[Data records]
----------

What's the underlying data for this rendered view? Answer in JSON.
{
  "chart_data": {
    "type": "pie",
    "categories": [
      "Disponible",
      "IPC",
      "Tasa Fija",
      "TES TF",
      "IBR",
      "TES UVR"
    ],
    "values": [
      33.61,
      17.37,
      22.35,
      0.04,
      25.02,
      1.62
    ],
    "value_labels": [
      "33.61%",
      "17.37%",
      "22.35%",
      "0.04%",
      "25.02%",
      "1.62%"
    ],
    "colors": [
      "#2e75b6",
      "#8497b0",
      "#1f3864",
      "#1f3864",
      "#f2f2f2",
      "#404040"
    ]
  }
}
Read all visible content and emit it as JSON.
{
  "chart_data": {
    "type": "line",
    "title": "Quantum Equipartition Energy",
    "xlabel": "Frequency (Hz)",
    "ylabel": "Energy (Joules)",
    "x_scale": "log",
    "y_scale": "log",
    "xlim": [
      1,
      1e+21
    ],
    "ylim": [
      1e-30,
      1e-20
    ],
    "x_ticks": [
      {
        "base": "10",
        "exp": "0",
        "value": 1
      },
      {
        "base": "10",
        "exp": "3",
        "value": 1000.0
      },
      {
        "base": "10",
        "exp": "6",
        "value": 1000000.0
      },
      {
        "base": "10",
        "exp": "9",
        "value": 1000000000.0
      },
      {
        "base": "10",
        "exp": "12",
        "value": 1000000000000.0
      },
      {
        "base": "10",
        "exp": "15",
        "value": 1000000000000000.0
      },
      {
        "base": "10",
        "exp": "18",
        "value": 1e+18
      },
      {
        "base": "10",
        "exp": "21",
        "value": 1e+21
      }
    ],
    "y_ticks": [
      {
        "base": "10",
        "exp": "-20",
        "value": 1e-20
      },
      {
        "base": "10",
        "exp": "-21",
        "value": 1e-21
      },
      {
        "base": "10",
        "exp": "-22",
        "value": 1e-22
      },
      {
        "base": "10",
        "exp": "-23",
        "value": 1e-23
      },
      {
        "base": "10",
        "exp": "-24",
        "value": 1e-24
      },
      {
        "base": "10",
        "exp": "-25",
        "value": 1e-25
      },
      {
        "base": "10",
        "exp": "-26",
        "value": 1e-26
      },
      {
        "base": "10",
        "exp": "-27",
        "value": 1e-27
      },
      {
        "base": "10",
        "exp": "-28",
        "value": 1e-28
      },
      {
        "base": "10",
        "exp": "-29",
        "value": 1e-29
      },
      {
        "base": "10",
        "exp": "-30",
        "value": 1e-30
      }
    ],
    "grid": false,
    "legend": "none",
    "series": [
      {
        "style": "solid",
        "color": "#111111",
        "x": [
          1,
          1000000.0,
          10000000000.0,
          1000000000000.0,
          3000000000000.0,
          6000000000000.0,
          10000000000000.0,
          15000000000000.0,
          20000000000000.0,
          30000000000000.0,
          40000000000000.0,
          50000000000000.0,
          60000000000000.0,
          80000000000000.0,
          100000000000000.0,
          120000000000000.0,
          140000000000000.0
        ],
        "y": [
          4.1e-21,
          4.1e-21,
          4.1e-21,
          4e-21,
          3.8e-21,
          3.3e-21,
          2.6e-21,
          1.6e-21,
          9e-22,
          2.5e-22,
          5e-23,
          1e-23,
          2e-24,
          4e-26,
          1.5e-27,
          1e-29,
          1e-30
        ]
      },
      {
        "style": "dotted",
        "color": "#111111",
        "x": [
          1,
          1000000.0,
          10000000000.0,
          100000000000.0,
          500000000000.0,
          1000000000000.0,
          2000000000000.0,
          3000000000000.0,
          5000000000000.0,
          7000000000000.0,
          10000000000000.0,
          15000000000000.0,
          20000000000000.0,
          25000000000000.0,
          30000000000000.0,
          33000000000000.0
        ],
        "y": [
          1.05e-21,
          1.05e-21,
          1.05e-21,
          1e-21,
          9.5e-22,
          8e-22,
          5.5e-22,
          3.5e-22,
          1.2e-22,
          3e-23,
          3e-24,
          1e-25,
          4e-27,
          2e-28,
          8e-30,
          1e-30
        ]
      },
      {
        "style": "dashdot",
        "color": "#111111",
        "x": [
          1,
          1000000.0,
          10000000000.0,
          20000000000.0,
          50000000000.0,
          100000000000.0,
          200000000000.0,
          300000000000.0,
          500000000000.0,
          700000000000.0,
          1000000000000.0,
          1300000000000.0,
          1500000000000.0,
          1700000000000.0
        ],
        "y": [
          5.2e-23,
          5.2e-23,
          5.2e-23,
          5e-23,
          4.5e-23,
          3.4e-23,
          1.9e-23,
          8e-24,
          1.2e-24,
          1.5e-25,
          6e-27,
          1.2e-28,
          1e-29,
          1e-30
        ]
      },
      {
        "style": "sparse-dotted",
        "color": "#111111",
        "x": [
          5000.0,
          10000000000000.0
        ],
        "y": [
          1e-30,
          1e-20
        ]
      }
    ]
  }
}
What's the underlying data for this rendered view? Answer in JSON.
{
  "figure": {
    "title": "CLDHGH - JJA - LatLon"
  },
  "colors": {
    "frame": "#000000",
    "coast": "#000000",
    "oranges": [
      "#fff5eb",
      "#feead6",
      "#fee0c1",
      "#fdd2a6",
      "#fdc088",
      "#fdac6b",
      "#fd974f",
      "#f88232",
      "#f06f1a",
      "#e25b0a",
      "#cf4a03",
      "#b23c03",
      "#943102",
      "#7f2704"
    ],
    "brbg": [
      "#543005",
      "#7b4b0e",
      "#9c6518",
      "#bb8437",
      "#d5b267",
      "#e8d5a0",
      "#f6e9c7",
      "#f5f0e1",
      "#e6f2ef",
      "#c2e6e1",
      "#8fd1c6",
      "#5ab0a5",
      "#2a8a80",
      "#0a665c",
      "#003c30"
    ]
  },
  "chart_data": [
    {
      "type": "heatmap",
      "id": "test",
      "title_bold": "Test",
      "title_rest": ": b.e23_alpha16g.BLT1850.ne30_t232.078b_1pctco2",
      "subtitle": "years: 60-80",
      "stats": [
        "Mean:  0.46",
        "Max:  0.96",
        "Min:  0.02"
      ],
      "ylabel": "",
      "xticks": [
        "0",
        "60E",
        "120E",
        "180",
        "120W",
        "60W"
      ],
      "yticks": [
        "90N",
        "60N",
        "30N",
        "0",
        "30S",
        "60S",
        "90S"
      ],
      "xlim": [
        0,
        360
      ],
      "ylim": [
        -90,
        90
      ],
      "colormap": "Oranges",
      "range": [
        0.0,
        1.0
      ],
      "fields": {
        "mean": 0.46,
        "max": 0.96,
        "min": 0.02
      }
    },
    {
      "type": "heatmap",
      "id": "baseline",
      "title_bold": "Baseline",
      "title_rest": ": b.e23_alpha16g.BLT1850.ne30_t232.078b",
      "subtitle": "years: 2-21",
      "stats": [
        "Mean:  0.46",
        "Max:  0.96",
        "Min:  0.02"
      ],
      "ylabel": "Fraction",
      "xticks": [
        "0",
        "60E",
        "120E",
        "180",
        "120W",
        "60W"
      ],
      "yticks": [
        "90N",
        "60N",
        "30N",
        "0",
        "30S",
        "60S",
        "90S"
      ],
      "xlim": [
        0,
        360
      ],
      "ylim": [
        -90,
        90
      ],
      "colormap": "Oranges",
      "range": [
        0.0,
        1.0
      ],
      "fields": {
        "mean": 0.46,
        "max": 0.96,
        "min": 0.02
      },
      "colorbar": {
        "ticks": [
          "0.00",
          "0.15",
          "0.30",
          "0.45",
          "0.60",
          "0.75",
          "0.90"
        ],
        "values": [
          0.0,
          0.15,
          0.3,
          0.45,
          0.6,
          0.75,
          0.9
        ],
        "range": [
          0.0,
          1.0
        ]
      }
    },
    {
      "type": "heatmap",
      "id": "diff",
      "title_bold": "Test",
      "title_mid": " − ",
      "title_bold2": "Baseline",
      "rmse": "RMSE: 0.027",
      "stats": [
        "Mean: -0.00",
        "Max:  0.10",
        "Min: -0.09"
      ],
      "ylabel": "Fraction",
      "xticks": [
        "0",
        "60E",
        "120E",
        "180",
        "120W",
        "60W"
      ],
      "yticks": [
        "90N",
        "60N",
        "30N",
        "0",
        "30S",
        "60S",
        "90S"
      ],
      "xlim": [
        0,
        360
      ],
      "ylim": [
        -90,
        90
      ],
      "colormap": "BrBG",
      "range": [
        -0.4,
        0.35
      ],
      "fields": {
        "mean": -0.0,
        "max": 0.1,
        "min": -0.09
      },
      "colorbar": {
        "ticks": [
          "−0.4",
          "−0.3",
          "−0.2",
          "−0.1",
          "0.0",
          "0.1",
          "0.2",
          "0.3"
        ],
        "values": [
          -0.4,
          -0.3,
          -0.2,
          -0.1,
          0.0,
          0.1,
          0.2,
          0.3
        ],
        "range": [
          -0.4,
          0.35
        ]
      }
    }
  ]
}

----------

**Task brief:**
Report how many lines of the data contain the word "subtitle", using the number alone.

**Response to the exercise:**
2